***** TEXT

Well, the characters are useless by themselves. I made myself a deck that contains both kanji and the words made from these kanji [1]. This way I can learn how to read the characters within various words, although it would take much longer to learn all the kanji. I'm currently only up to the 4th grade level or so after many months of learning, but the ones I did learn, I feel like I know them pretty well and can easily read them in various contexts.

[1] https://ankiweb.net/shared/info/831167744


Not a brag, just a point: I learnt that many characters in a year too, without Anki. I also devoted an hour a day to learning.

My point is: devote an hour a day to any endeavor and you'll go far.


I find that link very frustrating. The writer just babbles on about this "method" but I can't find anywhere he concisely defines it. Well, spells it out clearly at any length -- I don't think "concise" is in his vocabulary.


It certainly isn't the solution to all problems. But it's good for getting a lot of words in a short time. Then you use and apply that knowledge and that is much easier after having a few hundreds words more in your repertoire.


I think part of the trick that's commonly overlooked is mixing the two approaches. Use SRS so that you remember the cards tomorrow and can use them in Japan.

I think this could also be partially solved by making better cards.


That goldlist method is fantastic! Thank you for the link. Low tech is much closer to our bio than electronic flashcards.


>It's highly recommended that you install Anki from this package instead of relying on the version distributed with your OS, as the packages in the official repo are often very out of date.

Why is this still a problem in Linux-land? Why can't we just make some but not all packages rolling-release? Making Anki rolling-release won't make the distro unstable by any sensible meaning of the word.


>Why can't we just make some but not all packages rolling-release?

Does that include Anki's dependencies? And if it does, does it include all other packages that depend upon Anki's dependencies?

Also, does it include thousands of other packages similar to Anki that also "won't make the distro unstable by any sensible meaning of the word"?

Don't think you'll have a "just some rolling-release packages" distro by the end of that. Unless you think this specific package is somehow deserving of special treatment by Linux distributions (why?).


I think the trick for this is to embrace distros that allow for more aggressive installation and removal of packages, plus different versions of the same package to co-exist. Like NixOS or GuixSD. Then, one doesn't need to keep the whole package tree in sync.


If the new version of Anki needs a new version of a dependency, just install the new version alongside the old one. Whatever happened when I installed this deb may also be an option.

**********
***** MATERIAL TO PROCESS

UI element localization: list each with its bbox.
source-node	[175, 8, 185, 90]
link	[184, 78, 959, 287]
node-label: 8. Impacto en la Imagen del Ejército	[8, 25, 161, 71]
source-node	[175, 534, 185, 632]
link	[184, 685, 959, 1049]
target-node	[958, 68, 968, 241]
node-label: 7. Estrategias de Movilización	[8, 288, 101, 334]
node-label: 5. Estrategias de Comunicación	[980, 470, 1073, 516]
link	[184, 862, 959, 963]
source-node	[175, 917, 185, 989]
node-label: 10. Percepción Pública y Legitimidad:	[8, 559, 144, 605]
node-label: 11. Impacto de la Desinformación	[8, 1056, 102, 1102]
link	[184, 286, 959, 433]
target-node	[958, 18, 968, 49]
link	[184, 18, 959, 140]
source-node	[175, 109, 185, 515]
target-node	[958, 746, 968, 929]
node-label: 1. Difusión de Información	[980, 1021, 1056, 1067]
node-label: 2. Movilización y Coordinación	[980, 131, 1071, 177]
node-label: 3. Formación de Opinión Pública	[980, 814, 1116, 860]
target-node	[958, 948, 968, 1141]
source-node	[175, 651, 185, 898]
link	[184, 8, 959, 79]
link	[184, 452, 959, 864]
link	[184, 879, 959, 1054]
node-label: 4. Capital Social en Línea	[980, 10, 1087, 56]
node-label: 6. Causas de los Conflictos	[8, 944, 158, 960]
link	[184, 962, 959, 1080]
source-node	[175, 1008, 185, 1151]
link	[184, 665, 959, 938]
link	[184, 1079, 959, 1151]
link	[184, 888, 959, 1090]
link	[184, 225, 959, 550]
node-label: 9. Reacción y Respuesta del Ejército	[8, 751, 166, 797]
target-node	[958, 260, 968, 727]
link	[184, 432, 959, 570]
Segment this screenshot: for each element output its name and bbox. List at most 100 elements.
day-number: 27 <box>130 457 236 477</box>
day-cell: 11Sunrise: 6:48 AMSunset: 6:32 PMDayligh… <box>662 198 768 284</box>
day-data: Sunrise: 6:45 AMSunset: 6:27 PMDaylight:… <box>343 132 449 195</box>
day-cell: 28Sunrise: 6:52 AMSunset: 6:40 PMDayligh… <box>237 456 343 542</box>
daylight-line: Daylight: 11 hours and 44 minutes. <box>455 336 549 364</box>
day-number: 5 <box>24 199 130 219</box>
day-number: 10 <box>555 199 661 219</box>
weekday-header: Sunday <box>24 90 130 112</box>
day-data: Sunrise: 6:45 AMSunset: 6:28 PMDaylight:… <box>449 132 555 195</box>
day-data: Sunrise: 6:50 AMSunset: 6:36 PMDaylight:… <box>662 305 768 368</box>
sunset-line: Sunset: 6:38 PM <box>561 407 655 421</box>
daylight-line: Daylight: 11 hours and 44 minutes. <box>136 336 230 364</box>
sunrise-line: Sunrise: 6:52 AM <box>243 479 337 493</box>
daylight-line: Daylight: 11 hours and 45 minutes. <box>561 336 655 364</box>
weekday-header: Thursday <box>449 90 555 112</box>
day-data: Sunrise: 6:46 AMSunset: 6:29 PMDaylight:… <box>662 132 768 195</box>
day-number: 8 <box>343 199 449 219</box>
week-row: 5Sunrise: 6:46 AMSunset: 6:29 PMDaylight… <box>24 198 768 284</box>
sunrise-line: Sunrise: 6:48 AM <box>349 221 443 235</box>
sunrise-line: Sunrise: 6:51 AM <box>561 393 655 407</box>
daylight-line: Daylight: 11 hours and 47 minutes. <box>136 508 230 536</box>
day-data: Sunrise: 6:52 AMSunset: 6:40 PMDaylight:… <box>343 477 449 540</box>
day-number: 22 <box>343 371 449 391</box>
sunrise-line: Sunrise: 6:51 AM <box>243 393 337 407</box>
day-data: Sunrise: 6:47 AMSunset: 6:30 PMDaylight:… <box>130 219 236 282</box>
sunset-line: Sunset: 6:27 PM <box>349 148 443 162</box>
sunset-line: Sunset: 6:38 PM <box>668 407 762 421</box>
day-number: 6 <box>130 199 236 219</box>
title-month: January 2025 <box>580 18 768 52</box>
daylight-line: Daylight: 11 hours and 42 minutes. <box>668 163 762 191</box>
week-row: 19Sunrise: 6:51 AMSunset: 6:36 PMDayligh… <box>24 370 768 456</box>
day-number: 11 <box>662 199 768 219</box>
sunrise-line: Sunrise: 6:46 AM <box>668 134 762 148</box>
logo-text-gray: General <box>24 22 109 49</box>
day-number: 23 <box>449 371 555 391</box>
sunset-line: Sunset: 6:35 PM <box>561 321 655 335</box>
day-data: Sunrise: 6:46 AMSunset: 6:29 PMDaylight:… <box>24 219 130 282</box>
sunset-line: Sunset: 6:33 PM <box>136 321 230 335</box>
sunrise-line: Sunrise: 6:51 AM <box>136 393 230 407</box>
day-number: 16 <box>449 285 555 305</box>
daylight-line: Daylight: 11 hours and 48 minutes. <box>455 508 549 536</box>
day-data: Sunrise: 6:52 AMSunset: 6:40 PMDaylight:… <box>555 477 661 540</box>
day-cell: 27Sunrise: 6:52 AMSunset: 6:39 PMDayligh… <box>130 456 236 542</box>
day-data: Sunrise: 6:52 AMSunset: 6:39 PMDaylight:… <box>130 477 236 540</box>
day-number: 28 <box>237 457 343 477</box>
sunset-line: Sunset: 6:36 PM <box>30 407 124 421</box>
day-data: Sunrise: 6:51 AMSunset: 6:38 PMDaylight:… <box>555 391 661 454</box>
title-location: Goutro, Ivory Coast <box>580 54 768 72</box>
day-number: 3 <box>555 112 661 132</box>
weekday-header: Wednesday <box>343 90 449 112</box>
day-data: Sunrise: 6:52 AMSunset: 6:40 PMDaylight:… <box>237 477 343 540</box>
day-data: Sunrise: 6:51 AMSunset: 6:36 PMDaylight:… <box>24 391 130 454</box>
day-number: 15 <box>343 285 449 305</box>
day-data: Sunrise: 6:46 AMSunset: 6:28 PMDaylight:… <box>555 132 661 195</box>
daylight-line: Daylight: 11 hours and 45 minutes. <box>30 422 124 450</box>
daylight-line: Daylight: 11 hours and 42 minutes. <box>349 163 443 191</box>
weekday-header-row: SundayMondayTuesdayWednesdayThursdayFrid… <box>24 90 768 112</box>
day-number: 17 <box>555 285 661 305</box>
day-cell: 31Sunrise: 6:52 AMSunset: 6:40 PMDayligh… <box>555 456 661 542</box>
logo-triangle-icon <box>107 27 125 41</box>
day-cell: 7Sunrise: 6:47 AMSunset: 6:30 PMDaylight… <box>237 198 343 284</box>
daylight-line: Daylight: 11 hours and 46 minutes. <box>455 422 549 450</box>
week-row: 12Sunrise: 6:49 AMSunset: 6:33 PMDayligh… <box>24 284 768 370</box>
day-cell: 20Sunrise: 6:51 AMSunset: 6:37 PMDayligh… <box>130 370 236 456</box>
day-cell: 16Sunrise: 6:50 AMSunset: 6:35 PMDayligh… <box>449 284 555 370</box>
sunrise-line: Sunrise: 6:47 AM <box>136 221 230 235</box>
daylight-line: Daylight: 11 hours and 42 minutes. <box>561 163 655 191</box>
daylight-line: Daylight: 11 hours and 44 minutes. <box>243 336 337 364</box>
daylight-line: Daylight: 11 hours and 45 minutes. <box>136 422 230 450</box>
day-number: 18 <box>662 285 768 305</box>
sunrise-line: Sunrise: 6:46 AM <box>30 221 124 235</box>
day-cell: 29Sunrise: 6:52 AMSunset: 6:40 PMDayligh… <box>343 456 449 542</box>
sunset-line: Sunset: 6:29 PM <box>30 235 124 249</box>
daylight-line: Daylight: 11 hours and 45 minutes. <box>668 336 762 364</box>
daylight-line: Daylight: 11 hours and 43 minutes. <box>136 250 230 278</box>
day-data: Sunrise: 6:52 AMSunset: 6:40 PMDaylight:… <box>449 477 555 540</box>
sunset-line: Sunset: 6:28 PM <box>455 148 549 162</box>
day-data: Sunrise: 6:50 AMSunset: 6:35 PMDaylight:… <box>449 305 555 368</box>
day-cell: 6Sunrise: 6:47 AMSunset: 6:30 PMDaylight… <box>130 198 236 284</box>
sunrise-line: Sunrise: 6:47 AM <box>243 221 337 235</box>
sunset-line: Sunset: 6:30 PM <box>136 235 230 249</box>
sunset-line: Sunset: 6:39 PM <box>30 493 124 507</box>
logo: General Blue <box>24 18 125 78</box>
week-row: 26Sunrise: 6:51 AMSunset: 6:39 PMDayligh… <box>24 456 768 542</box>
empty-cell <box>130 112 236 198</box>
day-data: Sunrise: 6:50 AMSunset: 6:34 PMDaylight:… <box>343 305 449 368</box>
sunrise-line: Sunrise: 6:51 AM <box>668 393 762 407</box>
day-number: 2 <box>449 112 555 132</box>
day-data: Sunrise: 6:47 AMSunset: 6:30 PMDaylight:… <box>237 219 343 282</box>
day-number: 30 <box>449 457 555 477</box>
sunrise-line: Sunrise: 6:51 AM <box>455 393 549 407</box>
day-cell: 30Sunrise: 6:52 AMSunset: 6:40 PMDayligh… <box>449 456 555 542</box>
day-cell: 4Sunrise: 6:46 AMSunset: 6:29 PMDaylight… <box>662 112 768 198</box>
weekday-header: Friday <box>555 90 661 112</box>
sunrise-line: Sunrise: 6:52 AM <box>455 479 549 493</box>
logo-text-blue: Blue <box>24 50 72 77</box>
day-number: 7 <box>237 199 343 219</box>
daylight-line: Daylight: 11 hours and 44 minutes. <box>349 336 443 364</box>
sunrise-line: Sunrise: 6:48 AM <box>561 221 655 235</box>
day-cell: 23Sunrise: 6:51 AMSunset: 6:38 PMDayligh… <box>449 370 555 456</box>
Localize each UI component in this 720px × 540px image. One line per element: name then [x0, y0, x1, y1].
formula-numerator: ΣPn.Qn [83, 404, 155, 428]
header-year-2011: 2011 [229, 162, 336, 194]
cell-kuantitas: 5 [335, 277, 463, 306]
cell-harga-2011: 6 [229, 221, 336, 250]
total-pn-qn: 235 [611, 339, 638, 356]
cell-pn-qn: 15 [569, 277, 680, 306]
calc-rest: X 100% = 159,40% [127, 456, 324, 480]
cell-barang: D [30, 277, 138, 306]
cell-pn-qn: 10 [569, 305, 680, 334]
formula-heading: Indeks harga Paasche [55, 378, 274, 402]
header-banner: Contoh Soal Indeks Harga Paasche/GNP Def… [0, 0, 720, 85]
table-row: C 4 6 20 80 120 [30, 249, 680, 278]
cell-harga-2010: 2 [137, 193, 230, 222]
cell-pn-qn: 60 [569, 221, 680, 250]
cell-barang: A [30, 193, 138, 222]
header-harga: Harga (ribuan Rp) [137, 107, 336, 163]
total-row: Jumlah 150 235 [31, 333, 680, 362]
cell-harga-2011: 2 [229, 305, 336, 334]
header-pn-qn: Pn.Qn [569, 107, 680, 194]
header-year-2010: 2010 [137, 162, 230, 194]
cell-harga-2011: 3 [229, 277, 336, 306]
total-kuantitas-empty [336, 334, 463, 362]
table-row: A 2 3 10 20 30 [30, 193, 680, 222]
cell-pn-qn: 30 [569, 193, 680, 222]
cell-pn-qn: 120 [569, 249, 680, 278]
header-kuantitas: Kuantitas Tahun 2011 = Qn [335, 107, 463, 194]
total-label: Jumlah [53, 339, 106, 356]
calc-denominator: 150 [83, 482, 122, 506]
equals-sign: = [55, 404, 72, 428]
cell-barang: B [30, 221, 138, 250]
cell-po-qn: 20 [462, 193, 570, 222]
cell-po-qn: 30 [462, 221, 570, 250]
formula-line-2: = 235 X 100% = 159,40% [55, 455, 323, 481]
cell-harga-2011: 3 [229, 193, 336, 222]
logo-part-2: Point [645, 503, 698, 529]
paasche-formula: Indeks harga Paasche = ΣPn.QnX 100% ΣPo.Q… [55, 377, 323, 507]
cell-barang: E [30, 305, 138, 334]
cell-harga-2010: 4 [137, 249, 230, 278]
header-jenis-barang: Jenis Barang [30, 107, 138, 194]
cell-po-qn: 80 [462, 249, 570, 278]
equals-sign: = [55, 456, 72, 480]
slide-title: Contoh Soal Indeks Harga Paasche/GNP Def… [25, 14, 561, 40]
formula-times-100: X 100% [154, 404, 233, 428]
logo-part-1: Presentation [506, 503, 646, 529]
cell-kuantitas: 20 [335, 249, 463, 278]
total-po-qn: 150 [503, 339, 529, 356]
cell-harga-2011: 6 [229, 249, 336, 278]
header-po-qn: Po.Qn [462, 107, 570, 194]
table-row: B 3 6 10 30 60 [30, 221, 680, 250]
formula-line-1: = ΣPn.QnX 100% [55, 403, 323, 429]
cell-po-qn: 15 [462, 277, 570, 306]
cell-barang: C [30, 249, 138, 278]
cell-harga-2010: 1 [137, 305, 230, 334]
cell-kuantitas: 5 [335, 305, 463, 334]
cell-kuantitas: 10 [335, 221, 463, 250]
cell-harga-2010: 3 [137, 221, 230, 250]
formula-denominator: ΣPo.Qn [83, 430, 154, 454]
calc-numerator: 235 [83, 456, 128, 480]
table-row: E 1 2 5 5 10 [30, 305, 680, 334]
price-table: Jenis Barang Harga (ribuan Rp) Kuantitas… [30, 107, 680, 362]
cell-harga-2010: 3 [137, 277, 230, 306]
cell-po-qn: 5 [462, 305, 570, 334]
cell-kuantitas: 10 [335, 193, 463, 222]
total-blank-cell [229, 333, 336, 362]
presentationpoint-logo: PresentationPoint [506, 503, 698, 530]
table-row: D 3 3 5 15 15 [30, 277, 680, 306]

**********

**TO-DO LIST**
1. List every question posed in the comment that begins "Does that include Anki's dependencies?" in the Anki discussion, quoting each one.
2. In the records, rename "link" to "edge" in everything from the start of the records down to the line containing "917, 185, 989]", and give only those lines with no other changes.

**ANSWERS TO EACH TASK**
1.
Does that include Anki's dependencies?
And if it does, does it include all other packages that depend upon Anki's dependencies?
Also, does it include thousands of other packages similar to Anki that also "won't make the distro unstable by any sensible meaning of the word"?
why?

2.
UI element localization: list each with its bbox.
source-node	[175, 8, 185, 90]
edge	[184, 78, 959, 287]
node-label: 8. Impacto en la Imagen del Ejército	[8, 25, 161, 71]
source-node	[175, 534, 185, 632]
edge	[184, 685, 959, 1049]
target-node	[958, 68, 968, 241]
node-label: 7. Estrategias de Movilización	[8, 288, 101, 334]
node-label: 5. Estrategias de Comunicación	[980, 470, 1073, 516]
edge	[184, 862, 959, 963]
source-node	[175, 917, 185, 989]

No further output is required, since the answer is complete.